- **PROBLEM REQUIREMENTS**
Go through the entries below and write each one out exactly.

=======

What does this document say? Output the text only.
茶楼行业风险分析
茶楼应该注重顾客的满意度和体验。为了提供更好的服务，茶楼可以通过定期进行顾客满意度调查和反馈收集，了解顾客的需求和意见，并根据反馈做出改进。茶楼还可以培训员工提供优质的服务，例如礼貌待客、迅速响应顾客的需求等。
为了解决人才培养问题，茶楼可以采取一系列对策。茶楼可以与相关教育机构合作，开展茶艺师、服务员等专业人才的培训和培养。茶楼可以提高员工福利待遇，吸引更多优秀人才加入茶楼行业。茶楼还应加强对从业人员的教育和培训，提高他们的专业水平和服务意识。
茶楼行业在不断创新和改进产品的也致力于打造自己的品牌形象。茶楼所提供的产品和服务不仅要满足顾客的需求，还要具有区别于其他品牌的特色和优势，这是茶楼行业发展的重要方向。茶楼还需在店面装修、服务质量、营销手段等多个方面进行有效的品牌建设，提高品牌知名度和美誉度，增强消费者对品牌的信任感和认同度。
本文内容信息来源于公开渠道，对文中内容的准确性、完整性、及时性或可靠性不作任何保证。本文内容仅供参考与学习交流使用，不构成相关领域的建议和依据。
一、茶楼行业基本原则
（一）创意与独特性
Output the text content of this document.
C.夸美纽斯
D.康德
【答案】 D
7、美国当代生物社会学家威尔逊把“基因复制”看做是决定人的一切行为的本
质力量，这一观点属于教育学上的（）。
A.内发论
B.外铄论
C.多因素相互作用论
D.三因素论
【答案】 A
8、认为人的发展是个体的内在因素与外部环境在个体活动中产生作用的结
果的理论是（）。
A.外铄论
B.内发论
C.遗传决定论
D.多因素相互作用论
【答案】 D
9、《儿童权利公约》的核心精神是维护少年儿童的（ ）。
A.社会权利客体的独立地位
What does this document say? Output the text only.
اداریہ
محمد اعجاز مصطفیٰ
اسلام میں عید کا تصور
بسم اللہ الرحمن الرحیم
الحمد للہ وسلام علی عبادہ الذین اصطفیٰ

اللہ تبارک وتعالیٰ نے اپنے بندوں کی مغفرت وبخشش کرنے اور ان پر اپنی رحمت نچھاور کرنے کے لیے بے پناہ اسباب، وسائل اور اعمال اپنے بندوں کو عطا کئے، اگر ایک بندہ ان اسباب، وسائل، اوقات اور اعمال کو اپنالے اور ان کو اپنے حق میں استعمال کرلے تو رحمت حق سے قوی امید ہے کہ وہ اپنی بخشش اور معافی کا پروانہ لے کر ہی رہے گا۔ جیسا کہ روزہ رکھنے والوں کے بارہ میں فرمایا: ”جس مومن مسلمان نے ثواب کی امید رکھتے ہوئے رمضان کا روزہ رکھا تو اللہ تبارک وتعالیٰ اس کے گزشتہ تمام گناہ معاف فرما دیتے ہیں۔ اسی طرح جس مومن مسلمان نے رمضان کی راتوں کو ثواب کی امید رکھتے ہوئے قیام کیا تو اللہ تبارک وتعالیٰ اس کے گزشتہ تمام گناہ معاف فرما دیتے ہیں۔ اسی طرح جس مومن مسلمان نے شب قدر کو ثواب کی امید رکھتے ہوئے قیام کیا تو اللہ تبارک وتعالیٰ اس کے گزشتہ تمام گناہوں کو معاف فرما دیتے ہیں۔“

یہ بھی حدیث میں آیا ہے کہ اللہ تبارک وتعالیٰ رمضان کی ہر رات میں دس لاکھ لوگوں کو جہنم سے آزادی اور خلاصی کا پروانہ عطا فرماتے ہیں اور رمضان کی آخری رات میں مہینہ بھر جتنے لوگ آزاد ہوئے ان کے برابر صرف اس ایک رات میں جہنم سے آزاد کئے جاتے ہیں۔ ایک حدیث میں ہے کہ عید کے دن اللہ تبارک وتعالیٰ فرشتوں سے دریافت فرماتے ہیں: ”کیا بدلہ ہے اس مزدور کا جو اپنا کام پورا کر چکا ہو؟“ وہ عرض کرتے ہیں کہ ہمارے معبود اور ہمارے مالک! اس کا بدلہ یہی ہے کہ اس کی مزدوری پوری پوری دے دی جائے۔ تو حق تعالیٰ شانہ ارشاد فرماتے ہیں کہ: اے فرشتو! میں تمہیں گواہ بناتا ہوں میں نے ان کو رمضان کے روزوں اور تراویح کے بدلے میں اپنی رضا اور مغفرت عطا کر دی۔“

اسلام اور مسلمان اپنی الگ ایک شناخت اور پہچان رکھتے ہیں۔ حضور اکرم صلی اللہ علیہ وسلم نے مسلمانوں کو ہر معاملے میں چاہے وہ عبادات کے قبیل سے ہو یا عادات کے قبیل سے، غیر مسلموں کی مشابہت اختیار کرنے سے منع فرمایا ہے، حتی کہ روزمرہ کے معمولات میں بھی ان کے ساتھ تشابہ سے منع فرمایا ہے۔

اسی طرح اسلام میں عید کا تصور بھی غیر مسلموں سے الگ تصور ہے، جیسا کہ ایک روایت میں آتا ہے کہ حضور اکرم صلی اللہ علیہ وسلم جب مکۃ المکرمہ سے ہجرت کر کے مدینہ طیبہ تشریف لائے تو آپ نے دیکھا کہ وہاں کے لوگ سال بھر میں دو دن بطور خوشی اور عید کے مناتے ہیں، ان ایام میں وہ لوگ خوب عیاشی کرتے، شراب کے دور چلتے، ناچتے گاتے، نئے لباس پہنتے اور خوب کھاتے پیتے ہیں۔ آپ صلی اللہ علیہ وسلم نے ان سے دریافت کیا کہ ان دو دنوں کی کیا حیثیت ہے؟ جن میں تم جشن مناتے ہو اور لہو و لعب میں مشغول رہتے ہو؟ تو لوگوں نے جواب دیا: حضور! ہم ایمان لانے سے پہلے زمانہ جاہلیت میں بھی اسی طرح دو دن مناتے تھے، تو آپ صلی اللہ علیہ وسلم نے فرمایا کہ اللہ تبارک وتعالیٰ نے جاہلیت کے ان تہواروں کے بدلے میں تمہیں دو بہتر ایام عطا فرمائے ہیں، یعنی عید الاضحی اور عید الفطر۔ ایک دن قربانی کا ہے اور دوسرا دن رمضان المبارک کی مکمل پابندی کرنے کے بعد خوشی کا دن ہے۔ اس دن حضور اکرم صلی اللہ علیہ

=======

- **COMPLETED EXERCISE**
What does this document say? Output the text only.
茶楼行业风险分析
茶楼应该注重顾客的满意度和体验。为了提供更好的服务，茶楼可以通过定期进行顾客满意度调查和反馈收集，了解顾客的需求和意见，并根据反馈做出改进。茶楼还可以培训员工提供优质的服务，例如礼貌待客、迅速响应顾客的需求等。
为了解决人才培养问题，茶楼可以采取一系列对策。茶楼可以与相关教育机构合作，开展茶艺师、服务员等专业人才的培训和培养。茶楼可以提高员工福利待遇，吸引更多优秀人才加入茶楼行业。茶楼还应加强对从业人员的教育和培训，提高他们的专业水平和服务意识。
茶楼行业在不断创新和改进产品的也致力于打造自己的品牌形象。茶楼所提供的产品和服务不仅要满足顾客的需求，还要具有区别于其他品牌的特色和优势，这是茶楼行业发展的重要方向。茶楼还需在店面装修、服务质量、营销手段等多个方面进行有效的品牌建设，提高品牌知名度和美誉度，增强消费者对品牌的信任感和认同度。
本文内容信息来源于公开渠道，对文中内容的准确性、完整性、及时性或可靠性不作任何保证。本文内容仅供参考与学习交流使用，不构成相关领域的建议和依据。
一、茶楼行业基本原则
（一）创意与独特性
Output the text content of this document.
C.夸美纽斯
D.康德
【答案】 D
7、美国当代生物社会学家威尔逊把“基因复制”看做是决定人的一切行为的本
质力量，这一观点属于教育学上的（）。
A.内发论
B.外铄论
C.多因素相互作用论
D.三因素论
【答案】 A
8、认为人的发展是个体的内在因素与外部环境在个体活动中产生作用的结
果的理论是（）。
A.外铄论
B.内发论
C.遗传决定论
D.多因素相互作用论
【答案】 D
9、《儿童权利公约》的核心精神是维护少年儿童的（ ）。
A.社会权利客体的独立地位
What does this document say? Output the text only.
اداریہ
محمد اعجاز مصطفیٰ
اسلام میں عید کا تصور
بسم اللہ الرحمن الرحیم
الحمد للہ وسلام علی عبادہ الذین اصطفیٰ

اللہ تبارک وتعالیٰ نے اپنے بندوں کی مغفرت وبخشش کرنے اور ان پر اپنی رحمت نچھاور کرنے کے لیے بے پناہ اسباب، وسائل اور اعمال اپنے بندوں کو عطا کئے، اگر ایک بندہ ان اسباب، وسائل، اوقات اور اعمال کو اپنالے اور ان کو اپنے حق میں استعمال کرلے تو رحمت حق سے قوی امید ہے کہ وہ اپنی بخشش اور معافی کا پروانہ لے کر ہی رہے گا۔ جیسا کہ روزہ رکھنے والوں کے بارہ میں فرمایا: ”جس مومن مسلمان نے ثواب کی امید رکھتے ہوئے رمضان کا روزہ رکھا تو اللہ تبارک وتعالیٰ اس کے گزشتہ تمام گناہ معاف فرما دیتے ہیں۔ اسی طرح جس مومن مسلمان نے رمضان کی راتوں کو ثواب کی امید رکھتے ہوئے قیام کیا تو اللہ تبارک وتعالیٰ اس کے گزشتہ تمام گناہ معاف فرما دیتے ہیں۔ اسی طرح جس مومن مسلمان نے شب قدر کو ثواب کی امید رکھتے ہوئے قیام کیا تو اللہ تبارک وتعالیٰ اس کے گزشتہ تمام گناہوں کو معاف فرما دیتے ہیں۔“

یہ بھی حدیث میں آیا ہے کہ اللہ تبارک وتعالیٰ رمضان کی ہر رات میں دس لاکھ لوگوں کو جہنم سے آزادی اور خلاصی کا پروانہ عطا فرماتے ہیں اور رمضان کی آخری رات میں مہینہ بھر جتنے لوگ آزاد ہوئے ان کے برابر صرف اس ایک رات میں جہنم سے آزاد کئے جاتے ہیں۔ ایک حدیث میں ہے کہ عید کے دن اللہ تبارک وتعالیٰ فرشتوں سے دریافت فرماتے ہیں: ”کیا بدلہ ہے اس مزدور کا جو اپنا کام پورا کر چکا ہو؟“ وہ عرض کرتے ہیں کہ ہمارے معبود اور ہمارے مالک! اس کا بدلہ یہی ہے کہ اس کی مزدوری پوری پوری دے دی جائے۔ تو حق تعالیٰ شانہ ارشاد فرماتے ہیں کہ: اے فرشتو! میں تمہیں گواہ بناتا ہوں میں نے ان کو رمضان کے روزوں اور تراویح کے بدلے میں اپنی رضا اور مغفرت عطا کر دی۔“

اسلام اور مسلمان اپنی الگ ایک شناخت اور پہچان رکھتے ہیں۔ حضور اکرم صلی اللہ علیہ وسلم نے مسلمانوں کو ہر معاملے میں چاہے وہ عبادات کے قبیل سے ہو یا عادات کے قبیل سے، غیر مسلموں کی مشابہت اختیار کرنے سے منع فرمایا ہے، حتی کہ روزمرہ کے معمولات میں بھی ان کے ساتھ تشابہ سے منع فرمایا ہے۔

اسی طرح اسلام میں عید کا تصور بھی غیر مسلموں سے الگ تصور ہے، جیسا کہ ایک روایت میں آتا ہے کہ حضور اکرم صلی اللہ علیہ وسلم جب مکۃ المکرمہ سے ہجرت کر کے مدینہ طیبہ تشریف لائے تو آپ نے دیکھا کہ وہاں کے لوگ سال بھر میں دو دن بطور خوشی اور عید کے مناتے ہیں، ان ایام میں وہ لوگ خوب عیاشی کرتے، شراب کے دور چلتے، ناچتے گاتے، نئے لباس پہنتے اور خوب کھاتے پیتے ہیں۔ آپ صلی اللہ علیہ وسلم نے ان سے دریافت کیا کہ ان دو دنوں کی کیا حیثیت ہے؟ جن میں تم جشن مناتے ہو اور لہو و لعب میں مشغول رہتے ہو؟ تو لوگوں نے جواب دیا: حضور! ہم ایمان لانے سے پہلے زمانہ جاہلیت میں بھی اسی طرح دو دن مناتے تھے، تو آپ صلی اللہ علیہ وسلم نے فرمایا کہ اللہ تبارک وتعالیٰ نے جاہلیت کے ان تہواروں کے بدلے میں تمہیں دو بہتر ایام عطا فرمائے ہیں، یعنی عید الاضحی اور عید الفطر۔ ایک دن قربانی کا ہے اور دوسرا دن رمضان المبارک کی مکمل پابندی کرنے کے بعد خوشی کا دن ہے۔ اس دن حضور اکرم صلی اللہ علیہ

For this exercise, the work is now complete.